→ DIRECTIONS FOR THIS TASK: In the entries below, identify every line with the string "ylabel" and copy it.

[Start of DATA LINES]

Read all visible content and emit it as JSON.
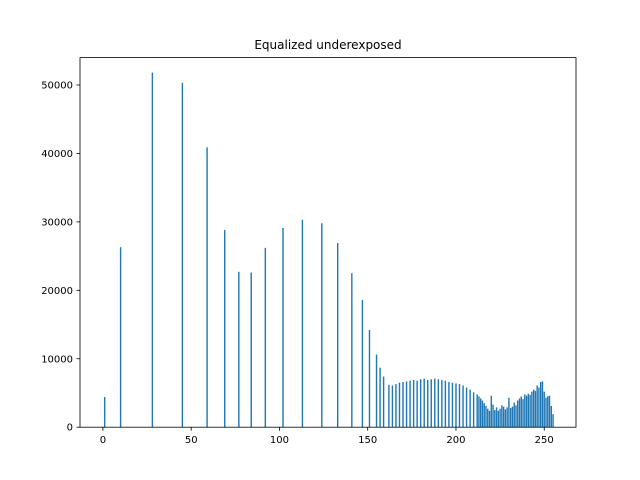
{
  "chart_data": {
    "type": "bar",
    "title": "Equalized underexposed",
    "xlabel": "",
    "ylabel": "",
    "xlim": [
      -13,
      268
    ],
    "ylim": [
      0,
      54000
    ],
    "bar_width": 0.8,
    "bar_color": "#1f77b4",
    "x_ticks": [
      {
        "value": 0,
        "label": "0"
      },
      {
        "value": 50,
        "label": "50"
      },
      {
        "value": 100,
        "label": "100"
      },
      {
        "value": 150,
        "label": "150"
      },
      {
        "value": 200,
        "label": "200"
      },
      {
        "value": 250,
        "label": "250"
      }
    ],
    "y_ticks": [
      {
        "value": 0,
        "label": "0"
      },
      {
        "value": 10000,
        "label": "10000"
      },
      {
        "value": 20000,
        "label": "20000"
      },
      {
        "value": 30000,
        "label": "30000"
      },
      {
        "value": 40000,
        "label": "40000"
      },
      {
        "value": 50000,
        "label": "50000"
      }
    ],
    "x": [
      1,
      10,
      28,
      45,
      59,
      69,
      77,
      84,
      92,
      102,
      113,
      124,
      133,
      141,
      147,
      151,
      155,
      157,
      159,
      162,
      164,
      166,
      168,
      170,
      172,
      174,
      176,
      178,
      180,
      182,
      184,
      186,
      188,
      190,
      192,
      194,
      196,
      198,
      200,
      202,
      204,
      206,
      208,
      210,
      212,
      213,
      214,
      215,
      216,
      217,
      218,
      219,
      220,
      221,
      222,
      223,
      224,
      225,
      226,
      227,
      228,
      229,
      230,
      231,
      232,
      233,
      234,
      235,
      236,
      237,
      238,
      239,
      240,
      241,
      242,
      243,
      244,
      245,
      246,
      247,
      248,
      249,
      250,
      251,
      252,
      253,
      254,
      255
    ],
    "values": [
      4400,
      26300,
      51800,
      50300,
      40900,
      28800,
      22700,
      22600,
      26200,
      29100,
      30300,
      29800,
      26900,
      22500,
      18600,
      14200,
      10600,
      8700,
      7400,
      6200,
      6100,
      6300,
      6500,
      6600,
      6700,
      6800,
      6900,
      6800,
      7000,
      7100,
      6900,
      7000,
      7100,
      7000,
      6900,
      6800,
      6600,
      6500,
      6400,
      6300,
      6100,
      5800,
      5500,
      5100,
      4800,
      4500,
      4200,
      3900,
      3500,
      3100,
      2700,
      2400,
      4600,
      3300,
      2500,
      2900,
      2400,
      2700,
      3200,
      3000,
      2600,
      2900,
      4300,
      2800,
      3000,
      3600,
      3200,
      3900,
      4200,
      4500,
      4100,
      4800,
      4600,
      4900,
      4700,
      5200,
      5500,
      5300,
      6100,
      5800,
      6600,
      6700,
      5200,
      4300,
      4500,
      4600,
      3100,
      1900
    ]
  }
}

[End of DATA LINES]
[Start of DATA LINES]

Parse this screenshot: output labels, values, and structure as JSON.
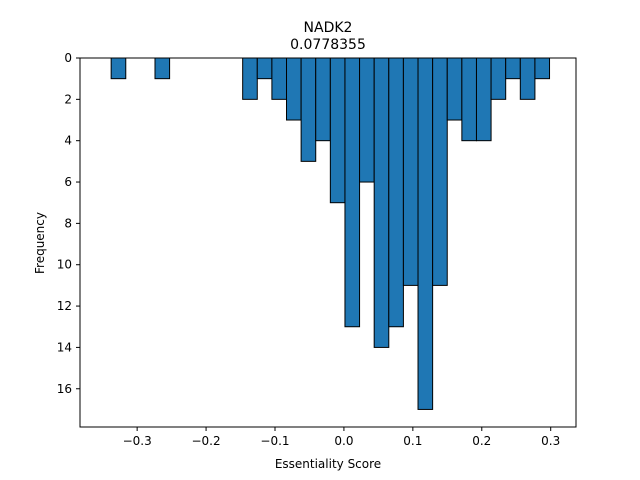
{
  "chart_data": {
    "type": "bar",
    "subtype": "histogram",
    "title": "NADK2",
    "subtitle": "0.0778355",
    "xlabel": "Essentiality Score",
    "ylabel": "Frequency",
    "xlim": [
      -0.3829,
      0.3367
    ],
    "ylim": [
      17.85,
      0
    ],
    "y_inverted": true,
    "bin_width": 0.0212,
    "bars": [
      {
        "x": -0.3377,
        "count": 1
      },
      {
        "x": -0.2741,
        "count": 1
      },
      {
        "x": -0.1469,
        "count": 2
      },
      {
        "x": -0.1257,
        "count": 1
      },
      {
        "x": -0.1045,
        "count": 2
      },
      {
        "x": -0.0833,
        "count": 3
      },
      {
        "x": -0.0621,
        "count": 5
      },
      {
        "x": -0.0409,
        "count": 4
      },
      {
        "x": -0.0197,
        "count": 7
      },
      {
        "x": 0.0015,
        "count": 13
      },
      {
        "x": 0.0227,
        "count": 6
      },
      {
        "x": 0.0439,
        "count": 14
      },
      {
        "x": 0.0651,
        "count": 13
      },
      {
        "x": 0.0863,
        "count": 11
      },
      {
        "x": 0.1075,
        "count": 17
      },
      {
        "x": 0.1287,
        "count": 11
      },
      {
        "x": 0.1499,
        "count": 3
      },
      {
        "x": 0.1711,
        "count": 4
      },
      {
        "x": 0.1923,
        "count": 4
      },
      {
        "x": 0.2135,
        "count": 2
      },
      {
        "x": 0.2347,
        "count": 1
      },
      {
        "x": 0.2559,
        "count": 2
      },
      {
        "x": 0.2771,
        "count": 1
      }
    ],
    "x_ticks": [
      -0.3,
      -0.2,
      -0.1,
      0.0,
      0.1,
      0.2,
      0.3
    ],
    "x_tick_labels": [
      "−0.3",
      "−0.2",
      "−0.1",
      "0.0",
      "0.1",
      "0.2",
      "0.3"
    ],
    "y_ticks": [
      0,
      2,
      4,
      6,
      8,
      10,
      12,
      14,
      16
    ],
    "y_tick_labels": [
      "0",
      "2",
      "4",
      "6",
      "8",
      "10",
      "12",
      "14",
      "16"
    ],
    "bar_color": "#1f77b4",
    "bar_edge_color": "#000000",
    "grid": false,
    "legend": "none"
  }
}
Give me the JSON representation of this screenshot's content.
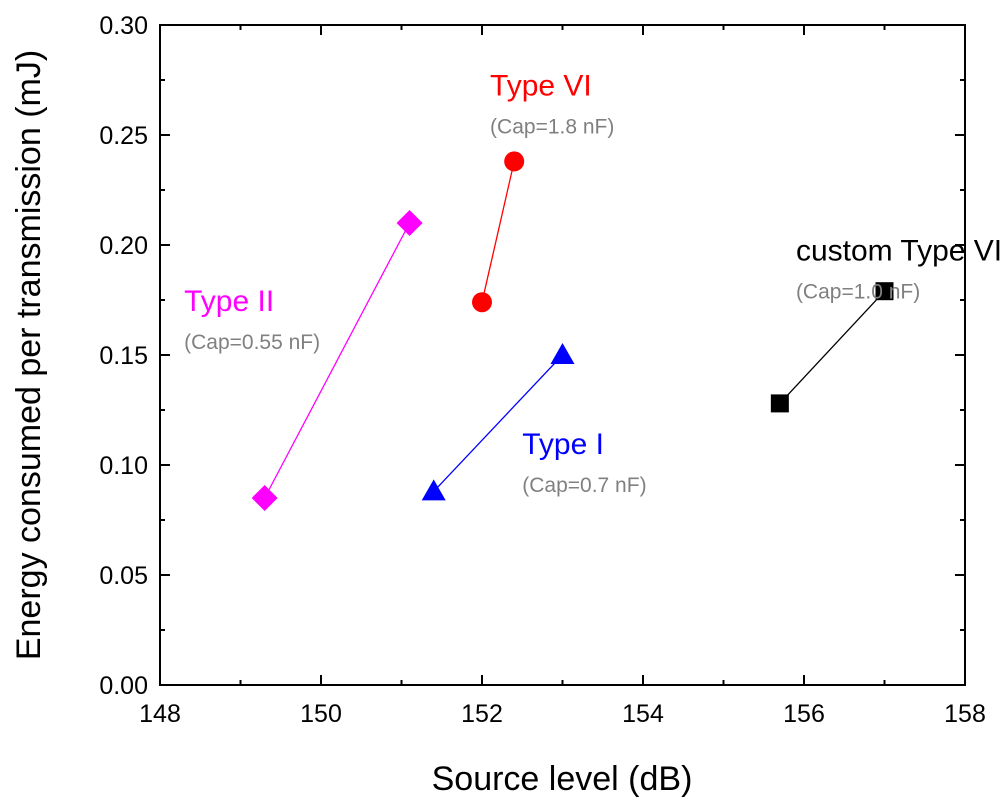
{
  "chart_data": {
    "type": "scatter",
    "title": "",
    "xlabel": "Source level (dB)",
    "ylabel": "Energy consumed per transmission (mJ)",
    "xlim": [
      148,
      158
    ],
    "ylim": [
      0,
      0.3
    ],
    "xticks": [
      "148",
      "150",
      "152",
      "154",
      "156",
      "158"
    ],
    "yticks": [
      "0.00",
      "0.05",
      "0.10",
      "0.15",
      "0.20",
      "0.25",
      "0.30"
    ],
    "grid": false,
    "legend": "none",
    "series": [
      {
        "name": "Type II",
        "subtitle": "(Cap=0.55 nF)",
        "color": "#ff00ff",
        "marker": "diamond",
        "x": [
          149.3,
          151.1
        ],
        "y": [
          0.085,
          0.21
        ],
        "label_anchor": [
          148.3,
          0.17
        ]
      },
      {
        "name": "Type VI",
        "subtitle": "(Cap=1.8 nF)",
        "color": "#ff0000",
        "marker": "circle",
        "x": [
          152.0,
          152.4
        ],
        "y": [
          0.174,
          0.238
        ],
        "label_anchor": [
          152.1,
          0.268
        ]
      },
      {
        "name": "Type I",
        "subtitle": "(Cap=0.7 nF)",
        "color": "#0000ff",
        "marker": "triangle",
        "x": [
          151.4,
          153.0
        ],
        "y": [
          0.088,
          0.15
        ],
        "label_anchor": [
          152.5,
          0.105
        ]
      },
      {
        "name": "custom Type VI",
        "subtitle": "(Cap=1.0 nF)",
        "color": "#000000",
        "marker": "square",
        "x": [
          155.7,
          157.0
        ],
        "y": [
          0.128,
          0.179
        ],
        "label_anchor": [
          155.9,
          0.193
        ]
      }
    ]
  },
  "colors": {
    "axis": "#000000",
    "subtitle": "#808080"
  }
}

[End of DATA LINES]

→ WORKED SOLUTION:
    "ylabel": "",
    "ylabel": "Frequency",
    "ylabel": "Energy consumed per transmission (mJ)",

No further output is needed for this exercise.